_Description of the task_. Please write out, unchanged, the lines that start with the one containing "Localize each UI" and end with the one containing "716, 1688, 737]", and no other lines.

_Source records_.

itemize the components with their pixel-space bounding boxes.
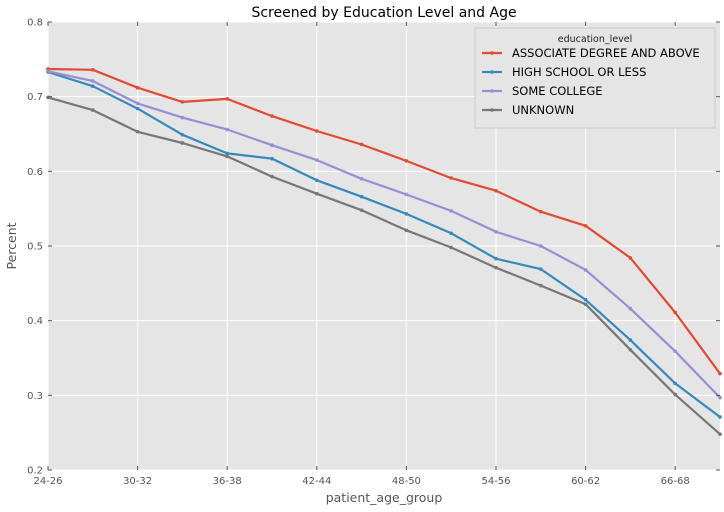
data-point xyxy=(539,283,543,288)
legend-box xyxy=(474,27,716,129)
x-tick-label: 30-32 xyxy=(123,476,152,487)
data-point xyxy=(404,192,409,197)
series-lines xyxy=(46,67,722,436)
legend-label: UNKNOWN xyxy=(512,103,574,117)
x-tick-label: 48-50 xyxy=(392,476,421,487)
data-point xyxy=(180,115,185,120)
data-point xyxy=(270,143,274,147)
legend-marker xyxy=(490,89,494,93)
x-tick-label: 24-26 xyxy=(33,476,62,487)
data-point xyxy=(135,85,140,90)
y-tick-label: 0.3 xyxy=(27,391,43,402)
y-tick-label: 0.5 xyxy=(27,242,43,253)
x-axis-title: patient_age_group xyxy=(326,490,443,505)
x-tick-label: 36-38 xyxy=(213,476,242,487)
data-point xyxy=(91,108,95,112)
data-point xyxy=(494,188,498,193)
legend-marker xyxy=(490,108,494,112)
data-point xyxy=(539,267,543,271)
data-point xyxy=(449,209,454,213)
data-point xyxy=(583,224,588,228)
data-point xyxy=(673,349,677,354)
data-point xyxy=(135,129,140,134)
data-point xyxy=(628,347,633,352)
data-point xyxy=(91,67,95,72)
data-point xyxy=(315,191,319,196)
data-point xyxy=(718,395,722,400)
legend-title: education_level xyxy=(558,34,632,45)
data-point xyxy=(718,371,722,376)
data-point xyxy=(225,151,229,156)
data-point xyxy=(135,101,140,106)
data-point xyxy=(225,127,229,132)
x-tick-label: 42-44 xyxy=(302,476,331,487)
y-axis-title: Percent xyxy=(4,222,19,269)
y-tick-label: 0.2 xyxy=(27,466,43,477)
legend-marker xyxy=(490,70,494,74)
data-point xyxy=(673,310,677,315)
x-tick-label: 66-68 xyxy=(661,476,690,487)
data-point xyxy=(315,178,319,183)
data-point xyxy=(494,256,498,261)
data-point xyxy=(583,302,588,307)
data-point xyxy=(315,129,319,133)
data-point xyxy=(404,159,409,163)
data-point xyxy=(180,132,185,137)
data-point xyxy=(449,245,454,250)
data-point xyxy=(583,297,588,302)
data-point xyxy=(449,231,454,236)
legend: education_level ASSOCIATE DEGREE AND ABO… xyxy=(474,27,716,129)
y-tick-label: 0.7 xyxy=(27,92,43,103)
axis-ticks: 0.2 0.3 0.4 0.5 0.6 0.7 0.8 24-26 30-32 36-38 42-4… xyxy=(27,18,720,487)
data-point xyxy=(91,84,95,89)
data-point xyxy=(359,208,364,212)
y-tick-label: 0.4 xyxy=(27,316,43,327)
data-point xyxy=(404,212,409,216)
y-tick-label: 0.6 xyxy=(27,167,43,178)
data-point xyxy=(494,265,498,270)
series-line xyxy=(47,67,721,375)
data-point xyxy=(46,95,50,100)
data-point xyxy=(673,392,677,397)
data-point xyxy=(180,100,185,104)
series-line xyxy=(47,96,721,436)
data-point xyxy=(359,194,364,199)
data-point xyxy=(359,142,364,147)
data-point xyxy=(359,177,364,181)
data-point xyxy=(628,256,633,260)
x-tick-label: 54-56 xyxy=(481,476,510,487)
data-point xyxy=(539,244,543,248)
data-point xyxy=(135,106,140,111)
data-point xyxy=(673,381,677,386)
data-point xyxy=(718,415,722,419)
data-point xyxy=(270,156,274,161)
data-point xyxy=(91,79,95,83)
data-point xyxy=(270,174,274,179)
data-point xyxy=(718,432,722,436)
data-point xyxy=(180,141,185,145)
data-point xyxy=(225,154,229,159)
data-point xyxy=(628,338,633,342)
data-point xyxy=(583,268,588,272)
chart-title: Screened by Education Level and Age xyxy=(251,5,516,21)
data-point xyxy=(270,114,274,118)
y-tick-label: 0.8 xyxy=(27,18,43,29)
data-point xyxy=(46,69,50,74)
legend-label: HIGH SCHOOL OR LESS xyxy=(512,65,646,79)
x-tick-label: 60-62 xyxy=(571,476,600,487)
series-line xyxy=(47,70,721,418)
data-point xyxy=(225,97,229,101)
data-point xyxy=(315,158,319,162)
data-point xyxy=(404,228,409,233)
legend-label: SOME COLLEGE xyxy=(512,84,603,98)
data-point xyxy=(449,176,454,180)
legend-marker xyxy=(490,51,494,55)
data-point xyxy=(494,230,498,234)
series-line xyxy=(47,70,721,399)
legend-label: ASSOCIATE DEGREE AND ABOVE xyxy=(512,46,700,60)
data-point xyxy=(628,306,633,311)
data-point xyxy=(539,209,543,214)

--

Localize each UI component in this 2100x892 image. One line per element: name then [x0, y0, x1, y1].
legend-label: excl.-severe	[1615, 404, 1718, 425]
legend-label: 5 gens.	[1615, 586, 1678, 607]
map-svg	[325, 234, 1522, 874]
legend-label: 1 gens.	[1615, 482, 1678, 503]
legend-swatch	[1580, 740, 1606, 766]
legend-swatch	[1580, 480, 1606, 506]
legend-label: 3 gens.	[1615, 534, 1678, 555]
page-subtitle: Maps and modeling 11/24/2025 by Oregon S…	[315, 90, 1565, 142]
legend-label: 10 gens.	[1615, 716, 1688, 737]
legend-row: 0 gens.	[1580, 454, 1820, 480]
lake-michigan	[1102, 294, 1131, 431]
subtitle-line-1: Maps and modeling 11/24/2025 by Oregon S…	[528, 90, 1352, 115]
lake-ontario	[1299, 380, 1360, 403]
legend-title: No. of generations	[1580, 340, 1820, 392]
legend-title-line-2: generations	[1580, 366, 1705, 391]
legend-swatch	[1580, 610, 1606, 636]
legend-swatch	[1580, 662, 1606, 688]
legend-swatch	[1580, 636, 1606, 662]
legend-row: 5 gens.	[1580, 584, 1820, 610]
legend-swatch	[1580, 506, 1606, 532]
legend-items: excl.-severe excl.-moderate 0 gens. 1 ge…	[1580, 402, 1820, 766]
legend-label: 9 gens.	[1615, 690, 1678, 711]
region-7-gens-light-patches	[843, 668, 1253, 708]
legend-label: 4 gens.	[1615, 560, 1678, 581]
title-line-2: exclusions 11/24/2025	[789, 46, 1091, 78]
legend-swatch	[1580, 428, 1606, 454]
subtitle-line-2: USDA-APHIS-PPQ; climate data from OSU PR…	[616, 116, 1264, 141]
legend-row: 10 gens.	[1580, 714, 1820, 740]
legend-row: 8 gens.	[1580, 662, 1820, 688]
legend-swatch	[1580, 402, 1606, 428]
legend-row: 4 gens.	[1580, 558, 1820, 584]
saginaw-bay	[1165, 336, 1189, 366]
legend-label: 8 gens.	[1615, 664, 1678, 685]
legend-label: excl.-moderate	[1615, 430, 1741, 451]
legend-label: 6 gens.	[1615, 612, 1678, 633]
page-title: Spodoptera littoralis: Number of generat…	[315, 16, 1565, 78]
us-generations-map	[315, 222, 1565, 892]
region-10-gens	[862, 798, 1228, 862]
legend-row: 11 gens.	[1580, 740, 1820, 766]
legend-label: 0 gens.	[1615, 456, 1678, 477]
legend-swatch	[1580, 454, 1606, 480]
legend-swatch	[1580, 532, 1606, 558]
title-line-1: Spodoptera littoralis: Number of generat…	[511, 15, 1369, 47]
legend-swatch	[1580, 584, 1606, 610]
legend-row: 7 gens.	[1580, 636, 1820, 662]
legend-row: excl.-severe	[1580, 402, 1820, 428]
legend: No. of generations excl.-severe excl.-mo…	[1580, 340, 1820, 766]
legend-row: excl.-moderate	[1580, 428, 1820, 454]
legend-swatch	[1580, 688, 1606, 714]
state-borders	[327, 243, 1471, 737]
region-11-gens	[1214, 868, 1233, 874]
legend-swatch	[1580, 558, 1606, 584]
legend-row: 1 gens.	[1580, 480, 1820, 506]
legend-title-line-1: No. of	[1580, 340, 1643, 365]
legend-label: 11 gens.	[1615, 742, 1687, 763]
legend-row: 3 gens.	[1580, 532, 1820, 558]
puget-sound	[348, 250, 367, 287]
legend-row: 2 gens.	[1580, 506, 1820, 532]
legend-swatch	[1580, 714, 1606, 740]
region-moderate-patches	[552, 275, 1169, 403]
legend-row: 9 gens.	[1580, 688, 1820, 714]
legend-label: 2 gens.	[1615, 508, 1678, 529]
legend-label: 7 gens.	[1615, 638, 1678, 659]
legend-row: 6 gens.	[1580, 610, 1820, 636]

_Answer for the task_.
Localize each UI component in this 2100x892 image. One line per element: name then [x0, y0, x1, y1].
legend-label: excl.-severe	[1615, 404, 1718, 425]
legend-label: 5 gens.	[1615, 586, 1678, 607]
map-svg	[325, 234, 1522, 874]
legend-label: 1 gens.	[1615, 482, 1678, 503]
legend-swatch	[1580, 740, 1606, 766]
legend-swatch	[1580, 480, 1606, 506]
legend-label: 3 gens.	[1615, 534, 1678, 555]
page-subtitle: Maps and modeling 11/24/2025 by Oregon S…	[315, 90, 1565, 142]
legend-label: 10 gens.	[1615, 716, 1688, 737]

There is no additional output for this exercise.